──────── DATA LINES ────────
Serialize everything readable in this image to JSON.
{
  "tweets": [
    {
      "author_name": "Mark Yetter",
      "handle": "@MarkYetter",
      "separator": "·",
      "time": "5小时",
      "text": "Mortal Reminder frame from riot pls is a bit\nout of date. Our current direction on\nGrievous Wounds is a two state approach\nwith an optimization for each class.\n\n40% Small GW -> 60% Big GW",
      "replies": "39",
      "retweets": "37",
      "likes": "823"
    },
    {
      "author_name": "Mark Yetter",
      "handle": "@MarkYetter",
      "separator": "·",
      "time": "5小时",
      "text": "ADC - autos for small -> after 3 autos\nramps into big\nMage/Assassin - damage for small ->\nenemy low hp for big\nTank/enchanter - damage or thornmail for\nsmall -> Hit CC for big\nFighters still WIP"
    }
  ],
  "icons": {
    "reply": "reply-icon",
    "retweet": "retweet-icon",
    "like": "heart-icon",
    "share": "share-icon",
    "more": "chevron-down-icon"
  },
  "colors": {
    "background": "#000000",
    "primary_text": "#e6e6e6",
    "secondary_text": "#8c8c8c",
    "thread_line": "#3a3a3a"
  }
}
────────
> _EXERCISE AIM_
Quote the whole listing above, leaving nothing out.

> _RESPONSE TO THE EXERCISE_
Serialize everything readable in this image to JSON.
{
  "tweets": [
    {
      "author_name": "Mark Yetter",
      "handle": "@MarkYetter",
      "separator": "·",
      "time": "5小时",
      "text": "Mortal Reminder frame from riot pls is a bit\nout of date. Our current direction on\nGrievous Wounds is a two state approach\nwith an optimization for each class.\n\n40% Small GW -> 60% Big GW",
      "replies": "39",
      "retweets": "37",
      "likes": "823"
    },
    {
      "author_name": "Mark Yetter",
      "handle": "@MarkYetter",
      "separator": "·",
      "time": "5小时",
      "text": "ADC - autos for small -> after 3 autos\nramps into big\nMage/Assassin - damage for small ->\nenemy low hp for big\nTank/enchanter - damage or thornmail for\nsmall -> Hit CC for big\nFighters still WIP"
    }
  ],
  "icons": {
    "reply": "reply-icon",
    "retweet": "retweet-icon",
    "like": "heart-icon",
    "share": "share-icon",
    "more": "chevron-down-icon"
  },
  "colors": {
    "background": "#000000",
    "primary_text": "#e6e6e6",
    "secondary_text": "#8c8c8c",
    "thread_line": "#3a3a3a"
  }
}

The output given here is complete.